Check the listing below for lines that hold "name". How many are there? Please give only the number.

Collection entries
=-=-=-=-=

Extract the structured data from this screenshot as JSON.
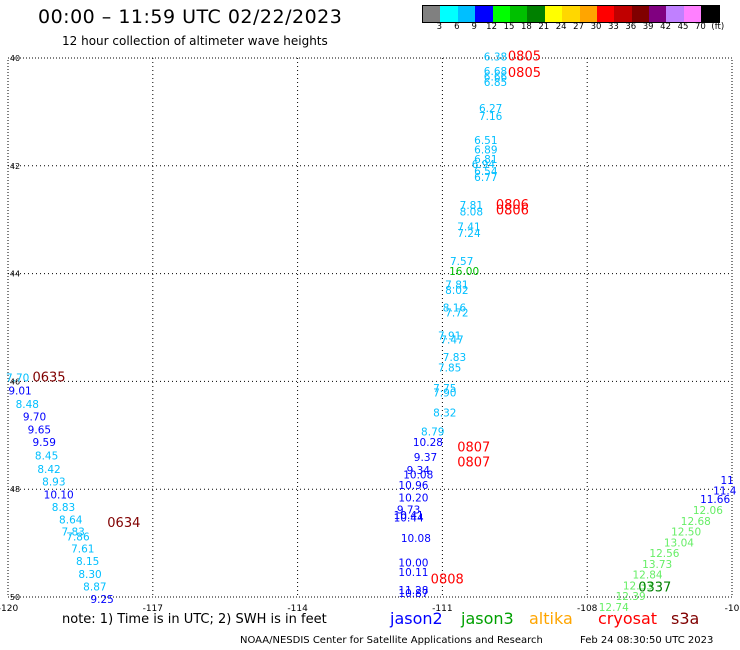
{
  "header": {
    "title": "00:00 – 11:59 UTC 02/22/2023",
    "subtitle": "12 hour collection of altimeter wave heights"
  },
  "color_scale": {
    "colors": [
      "#808080",
      "#00ffff",
      "#00bfff",
      "#0000ff",
      "#00ff00",
      "#00c000",
      "#008000",
      "#ffff00",
      "#ffd700",
      "#ffa500",
      "#ff0000",
      "#c00000",
      "#800000",
      "#800080",
      "#c080ff",
      "#ff80ff",
      "#000000"
    ],
    "labels": [
      "3",
      "6",
      "9",
      "12",
      "15",
      "18",
      "21",
      "24",
      "27",
      "30",
      "33",
      "36",
      "39",
      "42",
      "45",
      "70",
      "(ft)"
    ]
  },
  "axes": {
    "x_ticks": [
      "-120",
      "-117",
      "-114",
      "-111",
      "-108",
      "-10"
    ],
    "y_ticks": [
      "40",
      "42",
      "44",
      "46",
      "48",
      "50"
    ]
  },
  "chart_data": {
    "type": "scatter",
    "x_range": [
      -120,
      -105
    ],
    "y_range": [
      40,
      50
    ],
    "track_labels": [
      {
        "text": "0635",
        "lon": -119.15,
        "lat": 46.0,
        "color": "#800000"
      },
      {
        "text": "0634",
        "lon": -117.6,
        "lat": 48.7,
        "color": "#800000"
      },
      {
        "text": "0805",
        "lon": -109.3,
        "lat": 40.05,
        "color": "#ff0000"
      },
      {
        "text": "0805",
        "lon": -109.3,
        "lat": 40.35,
        "color": "#ff0000"
      },
      {
        "text": "0806",
        "lon": -109.55,
        "lat": 42.8,
        "color": "#ff0000"
      },
      {
        "text": "0806",
        "lon": -109.55,
        "lat": 42.9,
        "color": "#ff0000"
      },
      {
        "text": "0807",
        "lon": -110.35,
        "lat": 47.3,
        "color": "#ff0000"
      },
      {
        "text": "0807",
        "lon": -110.35,
        "lat": 47.58,
        "color": "#ff0000"
      },
      {
        "text": "0808",
        "lon": -110.9,
        "lat": 49.75,
        "color": "#ff0000"
      },
      {
        "text": "0337",
        "lon": -106.6,
        "lat": 49.9,
        "color": "#008000"
      }
    ],
    "points": [
      {
        "text": "7.70",
        "lon": -119.8,
        "lat": 46.0,
        "color": "#00bfff"
      },
      {
        "text": "9.01",
        "lon": -119.75,
        "lat": 46.24,
        "color": "#0000ff"
      },
      {
        "text": "8.48",
        "lon": -119.6,
        "lat": 46.49,
        "color": "#00bfff"
      },
      {
        "text": "9.70",
        "lon": -119.45,
        "lat": 46.73,
        "color": "#0000ff"
      },
      {
        "text": "9.65",
        "lon": -119.35,
        "lat": 46.97,
        "color": "#0000ff"
      },
      {
        "text": "9.59",
        "lon": -119.25,
        "lat": 47.2,
        "color": "#0000ff"
      },
      {
        "text": "8.45",
        "lon": -119.2,
        "lat": 47.45,
        "color": "#00bfff"
      },
      {
        "text": "8.42",
        "lon": -119.15,
        "lat": 47.7,
        "color": "#00bfff"
      },
      {
        "text": "8.93",
        "lon": -119.05,
        "lat": 47.93,
        "color": "#00bfff"
      },
      {
        "text": "10.10",
        "lon": -118.95,
        "lat": 48.17,
        "color": "#0000ff"
      },
      {
        "text": "8.83",
        "lon": -118.85,
        "lat": 48.4,
        "color": "#00bfff"
      },
      {
        "text": "8.64",
        "lon": -118.7,
        "lat": 48.64,
        "color": "#00bfff"
      },
      {
        "text": "7.83",
        "lon": -118.65,
        "lat": 48.86,
        "color": "#00bfff"
      },
      {
        "text": "7.86",
        "lon": -118.55,
        "lat": 48.95,
        "color": "#00bfff"
      },
      {
        "text": "7.61",
        "lon": -118.45,
        "lat": 49.17,
        "color": "#00bfff"
      },
      {
        "text": "8.15",
        "lon": -118.35,
        "lat": 49.41,
        "color": "#00bfff"
      },
      {
        "text": "8.30",
        "lon": -118.3,
        "lat": 49.65,
        "color": "#00bfff"
      },
      {
        "text": "8.87",
        "lon": -118.2,
        "lat": 49.88,
        "color": "#00bfff"
      },
      {
        "text": "9.25",
        "lon": -118.05,
        "lat": 50.11,
        "color": "#0000ff"
      },
      {
        "text": "6.38",
        "lon": -109.9,
        "lat": 40.05,
        "color": "#00bfff"
      },
      {
        "text": "6.68",
        "lon": -109.9,
        "lat": 40.32,
        "color": "#00bfff"
      },
      {
        "text": "6.66",
        "lon": -109.9,
        "lat": 40.42,
        "color": "#00bfff"
      },
      {
        "text": "6.85",
        "lon": -109.9,
        "lat": 40.52,
        "color": "#00bfff"
      },
      {
        "text": "6.27",
        "lon": -110.0,
        "lat": 41.0,
        "color": "#00bfff"
      },
      {
        "text": "7.16",
        "lon": -110.0,
        "lat": 41.15,
        "color": "#00bfff"
      },
      {
        "text": "6.51",
        "lon": -110.1,
        "lat": 41.6,
        "color": "#00bfff"
      },
      {
        "text": "6.89",
        "lon": -110.1,
        "lat": 41.77,
        "color": "#00bfff"
      },
      {
        "text": "6.81",
        "lon": -110.1,
        "lat": 41.95,
        "color": "#00bfff"
      },
      {
        "text": "6.94",
        "lon": -110.15,
        "lat": 42.04,
        "color": "#00bfff"
      },
      {
        "text": "6.54",
        "lon": -110.1,
        "lat": 42.17,
        "color": "#00bfff"
      },
      {
        "text": "6.77",
        "lon": -110.1,
        "lat": 42.28,
        "color": "#00bfff"
      },
      {
        "text": "7.81",
        "lon": -110.4,
        "lat": 42.8,
        "color": "#00bfff"
      },
      {
        "text": "8.08",
        "lon": -110.4,
        "lat": 42.92,
        "color": "#00bfff"
      },
      {
        "text": "7.41",
        "lon": -110.45,
        "lat": 43.2,
        "color": "#00bfff"
      },
      {
        "text": "7.24",
        "lon": -110.45,
        "lat": 43.32,
        "color": "#00bfff"
      },
      {
        "text": "7.57",
        "lon": -110.6,
        "lat": 43.84,
        "color": "#00bfff"
      },
      {
        "text": "16.00",
        "lon": -110.55,
        "lat": 44.03,
        "color": "#00c000"
      },
      {
        "text": "7.81",
        "lon": -110.7,
        "lat": 44.28,
        "color": "#00bfff"
      },
      {
        "text": "8.02",
        "lon": -110.7,
        "lat": 44.38,
        "color": "#00bfff"
      },
      {
        "text": "8.16",
        "lon": -110.75,
        "lat": 44.7,
        "color": "#00bfff"
      },
      {
        "text": "7.72",
        "lon": -110.7,
        "lat": 44.8,
        "color": "#00bfff"
      },
      {
        "text": "7.91",
        "lon": -110.85,
        "lat": 45.22,
        "color": "#00bfff"
      },
      {
        "text": "7.47",
        "lon": -110.8,
        "lat": 45.3,
        "color": "#00bfff"
      },
      {
        "text": "7.83",
        "lon": -110.75,
        "lat": 45.62,
        "color": "#00bfff"
      },
      {
        "text": "7.85",
        "lon": -110.85,
        "lat": 45.82,
        "color": "#00bfff"
      },
      {
        "text": "7.75",
        "lon": -110.95,
        "lat": 46.2,
        "color": "#00bfff"
      },
      {
        "text": "7.90",
        "lon": -110.95,
        "lat": 46.28,
        "color": "#00bfff"
      },
      {
        "text": "8.32",
        "lon": -110.95,
        "lat": 46.65,
        "color": "#00bfff"
      },
      {
        "text": "8.79",
        "lon": -111.2,
        "lat": 47.0,
        "color": "#00bfff"
      },
      {
        "text": "10.28",
        "lon": -111.3,
        "lat": 47.2,
        "color": "#0000ff"
      },
      {
        "text": "9.37",
        "lon": -111.35,
        "lat": 47.48,
        "color": "#0000ff"
      },
      {
        "text": "9.34",
        "lon": -111.5,
        "lat": 47.72,
        "color": "#0000ff"
      },
      {
        "text": "10.08",
        "lon": -111.5,
        "lat": 47.8,
        "color": "#0000ff"
      },
      {
        "text": "10.96",
        "lon": -111.6,
        "lat": 48.0,
        "color": "#0000ff"
      },
      {
        "text": "10.20",
        "lon": -111.6,
        "lat": 48.23,
        "color": "#0000ff"
      },
      {
        "text": "9.73",
        "lon": -111.7,
        "lat": 48.45,
        "color": "#0000ff"
      },
      {
        "text": "10.41",
        "lon": -111.7,
        "lat": 48.55,
        "color": "#0000ff"
      },
      {
        "text": "10.44",
        "lon": -111.7,
        "lat": 48.6,
        "color": "#0000ff"
      },
      {
        "text": "10.08",
        "lon": -111.55,
        "lat": 48.98,
        "color": "#0000ff"
      },
      {
        "text": "10.00",
        "lon": -111.6,
        "lat": 49.43,
        "color": "#0000ff"
      },
      {
        "text": "10.11",
        "lon": -111.6,
        "lat": 49.61,
        "color": "#0000ff"
      },
      {
        "text": "11.28",
        "lon": -111.6,
        "lat": 49.94,
        "color": "#0000ff"
      },
      {
        "text": "10.87",
        "lon": -111.6,
        "lat": 50.0,
        "color": "#0000ff"
      },
      {
        "text": "11",
        "lon": -105.1,
        "lat": 47.9,
        "color": "#0000ff"
      },
      {
        "text": "11.4",
        "lon": -105.15,
        "lat": 48.1,
        "color": "#0000ff"
      },
      {
        "text": "11.66",
        "lon": -105.35,
        "lat": 48.26,
        "color": "#0000ff"
      },
      {
        "text": "12.06",
        "lon": -105.5,
        "lat": 48.46,
        "color": "#66ee66"
      },
      {
        "text": "12.68",
        "lon": -105.75,
        "lat": 48.66,
        "color": "#66ee66"
      },
      {
        "text": "12.50",
        "lon": -105.95,
        "lat": 48.86,
        "color": "#66ee66"
      },
      {
        "text": "13.04",
        "lon": -106.1,
        "lat": 49.06,
        "color": "#66ee66"
      },
      {
        "text": "12.56",
        "lon": -106.4,
        "lat": 49.26,
        "color": "#66ee66"
      },
      {
        "text": "13.73",
        "lon": -106.55,
        "lat": 49.46,
        "color": "#66ee66"
      },
      {
        "text": "12.84",
        "lon": -106.75,
        "lat": 49.66,
        "color": "#66ee66"
      },
      {
        "text": "12.33",
        "lon": -106.95,
        "lat": 49.86,
        "color": "#66ee66"
      },
      {
        "text": "12.39",
        "lon": -107.1,
        "lat": 50.06,
        "color": "#66ee66"
      },
      {
        "text": "12.74",
        "lon": -107.45,
        "lat": 50.26,
        "color": "#66ee66"
      }
    ]
  },
  "footer": {
    "note": "note: 1) Time is in UTC; 2) SWH is in feet",
    "satellites": [
      {
        "name": "jason2",
        "color": "#0000ff"
      },
      {
        "name": "jason3",
        "color": "#00a000"
      },
      {
        "name": "altika",
        "color": "#ffa500"
      },
      {
        "name": "cryosat",
        "color": "#ff0000"
      },
      {
        "name": "s3a",
        "color": "#800000"
      }
    ],
    "credit": "NOAA/NESDIS Center for Satellite Applications and Research",
    "timestamp": "Feb 24 08:30:50 UTC 2023"
  }
}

=-=-=-=-=

COMPLETED TASK. 5